▶ SHORT EXERCISE:
Please return the lines from the line with "Itemize the components" up to and including the line with "scrollbar[interactable]: ⌃ ⌄ [1324,254,1346,454]", copied exactly.

▶ RECORD EXTRACTS:

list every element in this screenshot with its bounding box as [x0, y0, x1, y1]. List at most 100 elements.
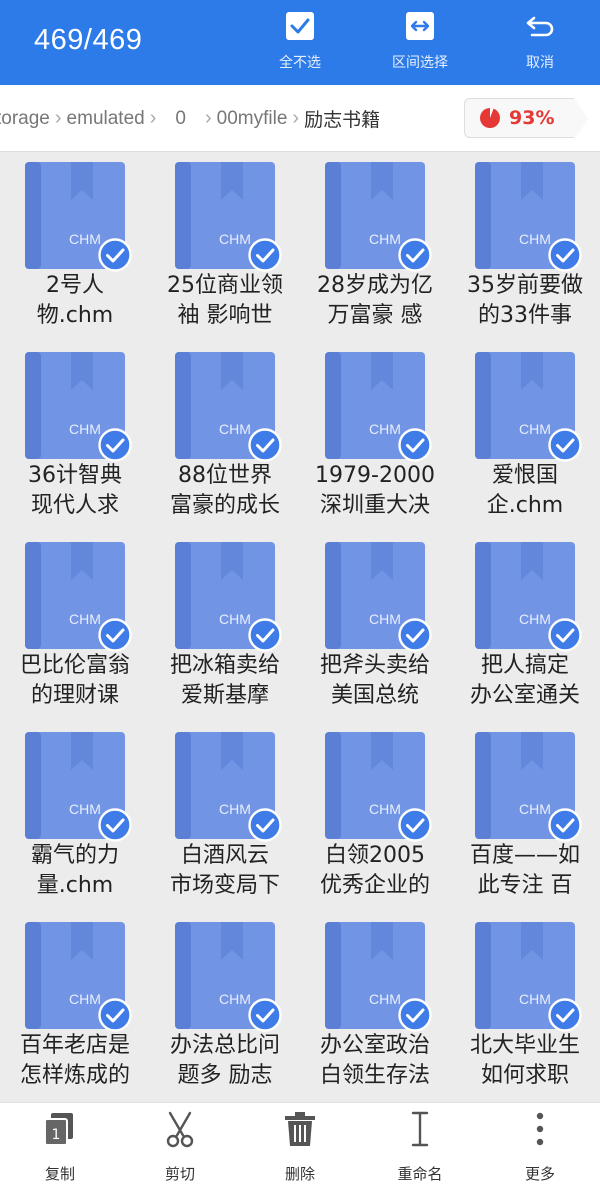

==

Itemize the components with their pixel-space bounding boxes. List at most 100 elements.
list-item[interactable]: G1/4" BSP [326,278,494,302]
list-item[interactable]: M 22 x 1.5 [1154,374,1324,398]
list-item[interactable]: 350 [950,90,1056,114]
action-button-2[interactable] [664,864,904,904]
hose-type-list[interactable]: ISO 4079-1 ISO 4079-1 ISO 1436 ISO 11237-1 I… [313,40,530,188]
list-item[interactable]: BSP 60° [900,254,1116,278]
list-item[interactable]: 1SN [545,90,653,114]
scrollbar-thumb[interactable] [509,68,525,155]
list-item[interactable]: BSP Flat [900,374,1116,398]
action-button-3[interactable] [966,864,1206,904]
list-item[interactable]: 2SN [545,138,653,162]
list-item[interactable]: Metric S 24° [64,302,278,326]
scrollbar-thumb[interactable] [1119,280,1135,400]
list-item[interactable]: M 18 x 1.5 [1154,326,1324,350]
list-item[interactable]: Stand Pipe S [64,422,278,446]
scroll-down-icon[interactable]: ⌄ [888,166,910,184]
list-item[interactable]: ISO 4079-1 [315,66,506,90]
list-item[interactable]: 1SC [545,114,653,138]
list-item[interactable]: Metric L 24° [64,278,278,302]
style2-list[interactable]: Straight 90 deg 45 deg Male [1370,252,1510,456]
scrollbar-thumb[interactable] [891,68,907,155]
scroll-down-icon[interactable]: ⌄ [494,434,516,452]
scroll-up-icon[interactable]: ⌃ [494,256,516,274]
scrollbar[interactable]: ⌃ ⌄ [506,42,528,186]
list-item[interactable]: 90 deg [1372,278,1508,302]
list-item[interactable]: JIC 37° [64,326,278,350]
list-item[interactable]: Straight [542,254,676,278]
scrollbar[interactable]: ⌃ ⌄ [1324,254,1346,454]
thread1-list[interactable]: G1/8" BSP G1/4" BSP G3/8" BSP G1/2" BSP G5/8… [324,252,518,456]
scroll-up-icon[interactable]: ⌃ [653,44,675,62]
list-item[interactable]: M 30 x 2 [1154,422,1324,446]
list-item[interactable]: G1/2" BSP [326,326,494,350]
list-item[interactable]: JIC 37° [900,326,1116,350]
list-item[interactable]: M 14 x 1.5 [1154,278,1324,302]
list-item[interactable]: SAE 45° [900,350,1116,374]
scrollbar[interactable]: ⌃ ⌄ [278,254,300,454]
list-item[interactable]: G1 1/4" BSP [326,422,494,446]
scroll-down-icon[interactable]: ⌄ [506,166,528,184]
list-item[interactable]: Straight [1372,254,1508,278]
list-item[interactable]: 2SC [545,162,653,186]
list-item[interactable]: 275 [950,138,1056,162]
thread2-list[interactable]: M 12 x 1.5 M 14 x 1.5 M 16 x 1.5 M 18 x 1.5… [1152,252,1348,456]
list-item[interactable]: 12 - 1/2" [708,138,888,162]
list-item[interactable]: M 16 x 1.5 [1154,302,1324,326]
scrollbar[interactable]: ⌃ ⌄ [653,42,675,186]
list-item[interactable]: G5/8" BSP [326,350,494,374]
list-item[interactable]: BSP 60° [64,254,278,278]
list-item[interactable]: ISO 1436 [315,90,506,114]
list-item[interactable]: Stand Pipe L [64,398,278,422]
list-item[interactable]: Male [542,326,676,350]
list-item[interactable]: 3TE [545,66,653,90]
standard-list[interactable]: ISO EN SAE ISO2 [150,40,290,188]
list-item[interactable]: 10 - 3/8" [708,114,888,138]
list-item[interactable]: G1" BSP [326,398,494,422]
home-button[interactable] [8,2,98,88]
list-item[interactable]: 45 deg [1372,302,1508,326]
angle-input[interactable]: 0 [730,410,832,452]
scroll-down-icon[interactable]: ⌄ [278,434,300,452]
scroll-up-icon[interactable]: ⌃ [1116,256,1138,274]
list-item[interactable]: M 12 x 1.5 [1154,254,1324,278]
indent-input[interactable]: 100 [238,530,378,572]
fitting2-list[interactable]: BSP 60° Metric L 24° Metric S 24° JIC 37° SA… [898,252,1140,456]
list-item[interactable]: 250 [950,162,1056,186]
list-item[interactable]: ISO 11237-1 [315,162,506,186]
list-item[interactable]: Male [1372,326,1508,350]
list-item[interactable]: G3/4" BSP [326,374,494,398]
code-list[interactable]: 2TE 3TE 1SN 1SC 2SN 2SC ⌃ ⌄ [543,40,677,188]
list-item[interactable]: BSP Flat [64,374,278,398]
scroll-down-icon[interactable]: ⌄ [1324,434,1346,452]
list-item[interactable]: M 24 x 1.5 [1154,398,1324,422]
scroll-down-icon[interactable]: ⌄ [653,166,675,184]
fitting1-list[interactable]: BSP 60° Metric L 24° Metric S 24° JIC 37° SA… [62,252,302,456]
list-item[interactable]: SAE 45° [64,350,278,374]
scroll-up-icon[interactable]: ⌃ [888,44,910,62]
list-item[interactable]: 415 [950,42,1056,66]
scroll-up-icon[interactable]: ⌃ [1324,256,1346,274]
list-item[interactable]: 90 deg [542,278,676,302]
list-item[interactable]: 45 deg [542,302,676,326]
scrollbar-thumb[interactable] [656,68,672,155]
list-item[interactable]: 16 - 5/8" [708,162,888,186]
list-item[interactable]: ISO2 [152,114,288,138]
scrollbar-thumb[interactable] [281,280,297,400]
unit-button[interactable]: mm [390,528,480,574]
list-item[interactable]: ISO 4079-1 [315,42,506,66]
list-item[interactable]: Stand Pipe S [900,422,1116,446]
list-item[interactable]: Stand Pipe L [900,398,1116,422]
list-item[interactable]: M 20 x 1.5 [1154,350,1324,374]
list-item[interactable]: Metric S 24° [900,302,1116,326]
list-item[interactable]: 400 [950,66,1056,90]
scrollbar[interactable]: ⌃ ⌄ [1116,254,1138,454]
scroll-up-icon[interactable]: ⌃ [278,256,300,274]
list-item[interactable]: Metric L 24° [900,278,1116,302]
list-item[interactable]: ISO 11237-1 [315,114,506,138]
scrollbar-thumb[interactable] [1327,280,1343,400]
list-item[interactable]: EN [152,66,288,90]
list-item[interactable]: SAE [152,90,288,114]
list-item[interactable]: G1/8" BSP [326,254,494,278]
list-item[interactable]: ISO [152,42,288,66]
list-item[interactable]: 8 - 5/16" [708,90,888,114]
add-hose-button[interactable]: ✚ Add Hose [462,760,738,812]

▶ OUTPUT:
Itemize the components with their pixel-space bounding boxes. List at most 100 elements.
list-item[interactable]: G1/4" BSP [326,278,494,302]
list-item[interactable]: M 22 x 1.5 [1154,374,1324,398]
list-item[interactable]: 350 [950,90,1056,114]
action-button-2[interactable] [664,864,904,904]
hose-type-list[interactable]: ISO 4079-1 ISO 4079-1 ISO 1436 ISO 11237-1 I… [313,40,530,188]
list-item[interactable]: BSP 60° [900,254,1116,278]
list-item[interactable]: 1SN [545,90,653,114]
scrollbar-thumb[interactable] [509,68,525,155]
list-item[interactable]: BSP Flat [900,374,1116,398]
action-button-3[interactable] [966,864,1206,904]
list-item[interactable]: 2SN [545,138,653,162]
list-item[interactable]: Metric S 24° [64,302,278,326]
scrollbar-thumb[interactable] [1119,280,1135,400]
list-item[interactable]: M 18 x 1.5 [1154,326,1324,350]
list-item[interactable]: Stand Pipe S [64,422,278,446]
scroll-down-icon[interactable]: ⌄ [888,166,910,184]
list-item[interactable]: ISO 4079-1 [315,66,506,90]
list-item[interactable]: 1SC [545,114,653,138]
list-item[interactable]: Metric L 24° [64,278,278,302]
style2-list[interactable]: Straight 90 deg 45 deg Male [1370,252,1510,456]
scrollbar-thumb[interactable] [891,68,907,155]
scroll-down-icon[interactable]: ⌄ [494,434,516,452]
scroll-up-icon[interactable]: ⌃ [494,256,516,274]
scrollbar[interactable]: ⌃ ⌄ [506,42,528,186]
list-item[interactable]: 90 deg [1372,278,1508,302]
list-item[interactable]: JIC 37° [64,326,278,350]
list-item[interactable]: Straight [542,254,676,278]
scrollbar[interactable]: ⌃ ⌄ [1324,254,1346,454]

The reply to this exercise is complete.